**WRITTEN TASK:** From the film review below, set down everything from "Leo C. Popkin" down to "of high points." word for word.

Leo C. Popkin + Russell Rouse
Made several years before To Kill A Mockingbird, this early examination of race relations in the US has tended to be overlooked in favour of its more famous successor, which is a shame, because it's a well-made, well argued piece of work. Morgan is a white drifter who comes into a racially mixed town. When a young black girl (Laster) goes missing, he becomes the prime suspect and the town divides along racial lines, and even when the child is discovered to have fallen down a well, the racial issues don't completely fade away. Morgan's performance is particularly impressive in a film already crowded with a lot of high points.

**RECORD EXTRACTS:**
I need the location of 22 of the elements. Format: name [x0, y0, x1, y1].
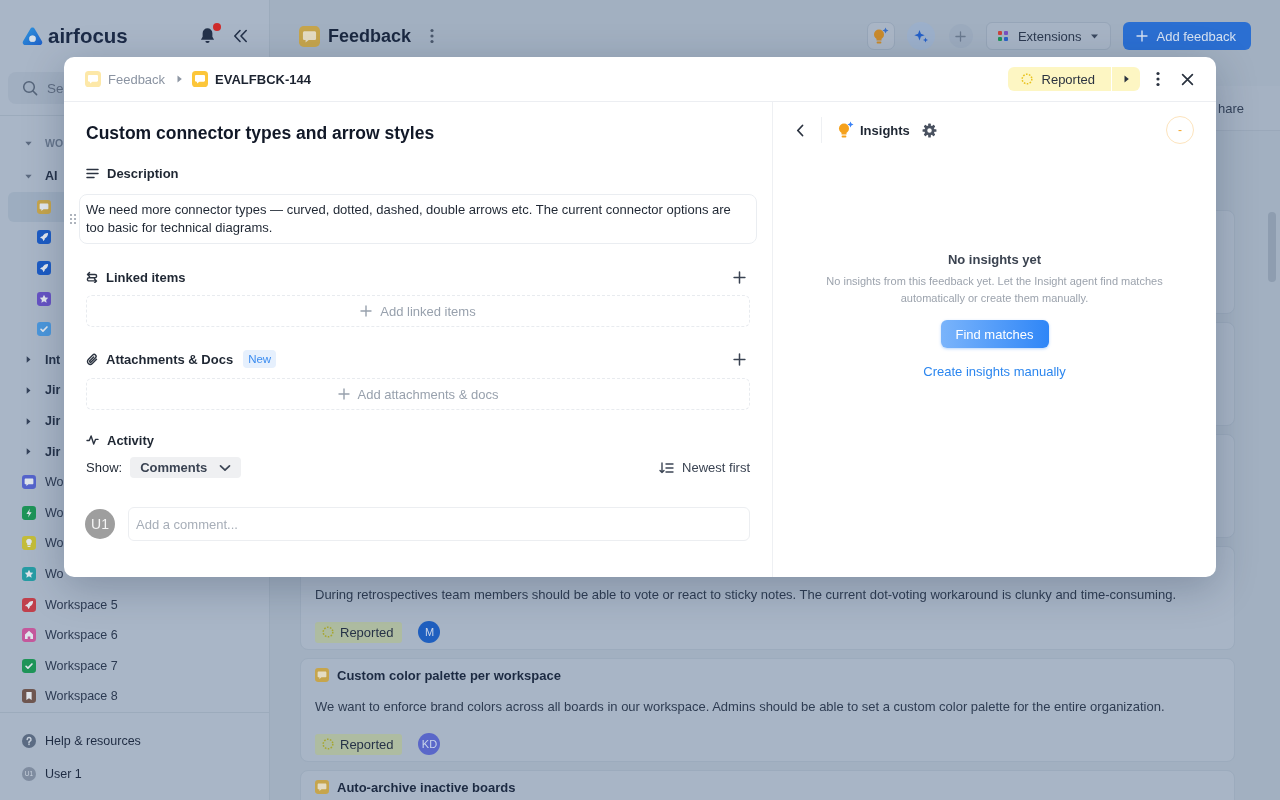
logo-wordmark: airfocus	[48, 24, 128, 48]
empty-state-title: No insights yet	[947, 251, 1042, 269]
show-label: Show:	[86, 460, 123, 475]
section-heading: Linked items	[106, 269, 186, 285]
user-avatar: U1	[85, 509, 115, 539]
card-description: During retrospectives team members should be able to vote or react to sticky notes. The current dot-voting workaround is clunky and time-consuming.	[315, 586, 1178, 604]
user-avatar: KD	[418, 733, 441, 755]
page-title: Feedback	[328, 25, 412, 47]
card-title: Custom color palette per workspace	[337, 667, 561, 683]
new-badge: New	[243, 350, 277, 368]
section-heading: Description	[107, 165, 179, 181]
section-heading: Activity	[107, 432, 154, 448]
section-heading: Attachments & Docs	[106, 351, 234, 367]
user-avatar: M	[418, 621, 441, 643]
empty-state-text: No insights from this feedback yet. Let the Insight agent find matches automatically or create them manually.	[825, 273, 1164, 306]
feedback-title: Custom connector types and arrow styles	[86, 122, 436, 145]
item-id: EVALFBCK-144	[215, 71, 311, 87]
status-label: Reported	[340, 624, 394, 640]
status-label: Reported	[340, 736, 394, 752]
card-title: Auto-archive inactive boards	[337, 779, 516, 795]
card-description: We want to enforce brand colors across all boards in our workspace. Admins should be able to set a custom color palette for the entire organization.	[315, 698, 1166, 716]
panel-title: Insights	[860, 122, 910, 138]
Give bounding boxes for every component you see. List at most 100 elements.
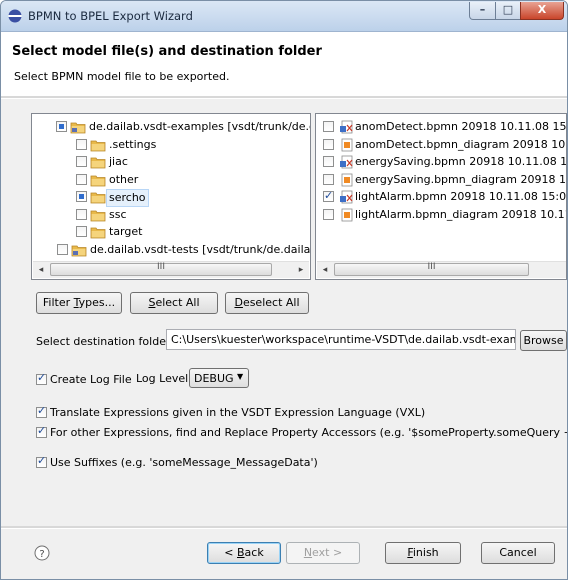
replace-accessors-checkbox[interactable] bbox=[36, 424, 47, 438]
file-item-label: anomDetect.bpmn_diagram 20918 10.11. bbox=[355, 137, 567, 151]
mnemonic: B bbox=[237, 546, 245, 559]
cancel-button[interactable]: Cancel bbox=[481, 542, 555, 564]
use-suffixes-label: Use Suffixes (e.g. 'someMessage_MessageD… bbox=[50, 456, 318, 469]
tree-item-checkbox[interactable] bbox=[76, 226, 87, 237]
close-icon: X bbox=[537, 3, 547, 16]
log-level-select[interactable]: DEBUG ▼ bbox=[189, 368, 249, 388]
tree-item-checkbox[interactable] bbox=[57, 243, 68, 255]
bpmn-file-icon bbox=[339, 190, 355, 204]
page-title: Select model file(s) and destination fol… bbox=[12, 44, 322, 59]
page-description: Select BPMN model file to be exported. bbox=[14, 70, 230, 83]
svg-text:?: ? bbox=[39, 549, 44, 560]
project-folder-icon bbox=[70, 120, 86, 134]
header-separator bbox=[1, 96, 567, 99]
scrollbar-grip-icon: III bbox=[427, 262, 436, 272]
scrollbar-thumb[interactable]: III bbox=[50, 262, 272, 276]
diagram-file-icon bbox=[339, 138, 355, 152]
file-item-checkbox[interactable] bbox=[323, 156, 334, 167]
project-folder-icon bbox=[71, 243, 87, 257]
button-label: ext > bbox=[312, 546, 343, 559]
wizard-header: Select model file(s) and destination fol… bbox=[1, 32, 567, 96]
bpmn-file-icon bbox=[339, 120, 355, 134]
file-item-label: anomDetect.bpmn 20918 10.11.08 15:05 bbox=[355, 120, 567, 133]
wizard-window: BPMN to BPEL Export Wizard – □ X Select … bbox=[0, 0, 568, 580]
diagram-file-icon bbox=[339, 208, 355, 222]
mnemonic: D bbox=[234, 296, 243, 309]
scrollbar-thumb[interactable]: III bbox=[334, 262, 529, 276]
destination-folder-input[interactable]: C:\Users\kuester\workspace\runtime-VSDT\… bbox=[166, 329, 516, 350]
finish-button[interactable]: Finish bbox=[385, 542, 461, 564]
next-button[interactable]: Next > bbox=[286, 542, 360, 564]
tree-item-label: sercho bbox=[106, 189, 149, 207]
back-button[interactable]: < Back bbox=[207, 542, 281, 564]
folder-tree[interactable]: de.dailab.vsdt-examples [vsdt/trunk/de.d… bbox=[31, 113, 311, 280]
tree-item-checkbox[interactable] bbox=[76, 156, 87, 167]
file-item-checkbox[interactable] bbox=[323, 121, 334, 132]
window-title: BPMN to BPEL Export Wizard bbox=[28, 9, 193, 23]
button-label: ack bbox=[244, 546, 264, 559]
maximize-button[interactable]: □ bbox=[495, 2, 521, 20]
scroll-left-arrow-icon[interactable]: ◂ bbox=[33, 262, 49, 278]
use-suffixes-option[interactable]: Use Suffixes (e.g. 'someMessage_MessageD… bbox=[36, 454, 318, 470]
footer-separator bbox=[1, 526, 567, 529]
use-suffixes-checkbox[interactable] bbox=[36, 454, 47, 468]
scroll-left-arrow-icon[interactable]: ◂ bbox=[317, 262, 333, 278]
tree-horizontal-scrollbar[interactable]: ◂ III ▸ bbox=[33, 261, 309, 278]
folder-icon bbox=[90, 173, 106, 187]
button-label: inish bbox=[412, 546, 439, 559]
scrollbar-grip-icon: III bbox=[157, 262, 165, 272]
select-all-button[interactable]: Select All bbox=[130, 292, 218, 314]
file-item-checkbox[interactable] bbox=[323, 138, 334, 150]
tree-item-checkbox[interactable] bbox=[76, 173, 87, 185]
replace-accessors-label: For other Expressions, find and Replace … bbox=[50, 426, 568, 439]
app-icon bbox=[8, 9, 22, 23]
folder-icon bbox=[90, 190, 106, 204]
tree-item-label: other bbox=[109, 172, 139, 186]
create-log-checkbox[interactable] bbox=[36, 371, 47, 385]
file-item-label: lightAlarm.bpmn 20918 10.11.08 15:05 ku bbox=[355, 190, 567, 203]
scroll-right-arrow-icon[interactable]: ▸ bbox=[293, 262, 309, 278]
minimize-button[interactable]: – bbox=[469, 2, 496, 20]
tree-item-label: .settings bbox=[109, 137, 157, 151]
maximize-icon: □ bbox=[502, 3, 514, 16]
destination-label: Select destination folder: bbox=[36, 335, 175, 348]
folder-icon bbox=[90, 208, 106, 222]
button-label: ypes... bbox=[78, 296, 116, 309]
tree-item-label: jiac bbox=[109, 155, 128, 168]
button-label: < bbox=[224, 546, 237, 559]
log-level-value: DEBUG bbox=[194, 372, 234, 385]
file-list[interactable]: anomDetect.bpmn 20918 10.11.08 15:05 anom… bbox=[315, 113, 567, 280]
folder-icon bbox=[90, 138, 106, 152]
tree-item-label: ssc bbox=[109, 207, 127, 221]
title-bar[interactable]: BPMN to BPEL Export Wizard – □ X bbox=[1, 1, 567, 32]
file-item-checkbox[interactable] bbox=[323, 208, 334, 220]
tree-item-checkbox[interactable] bbox=[56, 121, 67, 132]
chevron-down-icon: ▼ bbox=[237, 372, 244, 381]
tree-item-checkbox[interactable] bbox=[76, 191, 87, 202]
translate-expressions-label: Translate Expressions given in the VSDT … bbox=[50, 406, 426, 419]
bpmn-file-icon bbox=[339, 155, 355, 169]
file-item-checkbox[interactable] bbox=[323, 173, 334, 185]
file-item-checkbox[interactable] bbox=[323, 188, 334, 204]
translate-expressions-option[interactable]: Translate Expressions given in the VSDT … bbox=[36, 404, 426, 420]
tree-item-label: target bbox=[109, 225, 143, 238]
browse-button[interactable]: Browse bbox=[520, 330, 567, 351]
help-icon[interactable]: ? bbox=[34, 545, 50, 561]
deselect-all-button[interactable]: Deselect All bbox=[225, 292, 309, 314]
button-label: eselect All bbox=[242, 296, 300, 309]
close-button[interactable]: X bbox=[520, 2, 564, 20]
button-label: Filter bbox=[42, 296, 74, 309]
files-horizontal-scrollbar[interactable]: ◂ III bbox=[317, 261, 566, 278]
create-log-label: Create Log File bbox=[50, 373, 132, 386]
filter-types-button[interactable]: Filter Types... bbox=[36, 292, 122, 314]
translate-expressions-checkbox[interactable] bbox=[36, 404, 47, 418]
tree-item-checkbox[interactable] bbox=[76, 138, 87, 150]
folder-icon bbox=[90, 155, 106, 169]
tree-item-label: de.dailab.vsdt-examples [vsdt/trunk/de.d… bbox=[89, 120, 311, 133]
tree-item-checkbox[interactable] bbox=[76, 208, 87, 220]
log-level-label: Log Level bbox=[136, 372, 189, 385]
create-log-option[interactable]: Create Log File bbox=[36, 371, 132, 387]
replace-accessors-option[interactable]: For other Expressions, find and Replace … bbox=[36, 424, 568, 440]
file-item-label: energySaving.bpmn_diagram 20918 10.11 bbox=[355, 172, 567, 186]
minimize-icon: – bbox=[479, 3, 486, 16]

**ANSWER IN FULL:**
Leo C. Popkin + Russell Rouse
Made several years before To Kill A Mockingbird, this early examination of race relations in the US has tended to be overlooked in favour of its more famous successor, which is a shame, because it's a well-made, well argued piece of work. Morgan is a white drifter who comes into a racially mixed town. When a young black girl (Laster) goes missing, he becomes the prime suspect and the town divides along racial lines, and even when the child is discovered to have fallen down a well, the racial issues don't completely fade away. Morgan's performance is particularly impressive in a film already crowded with a lot of high points.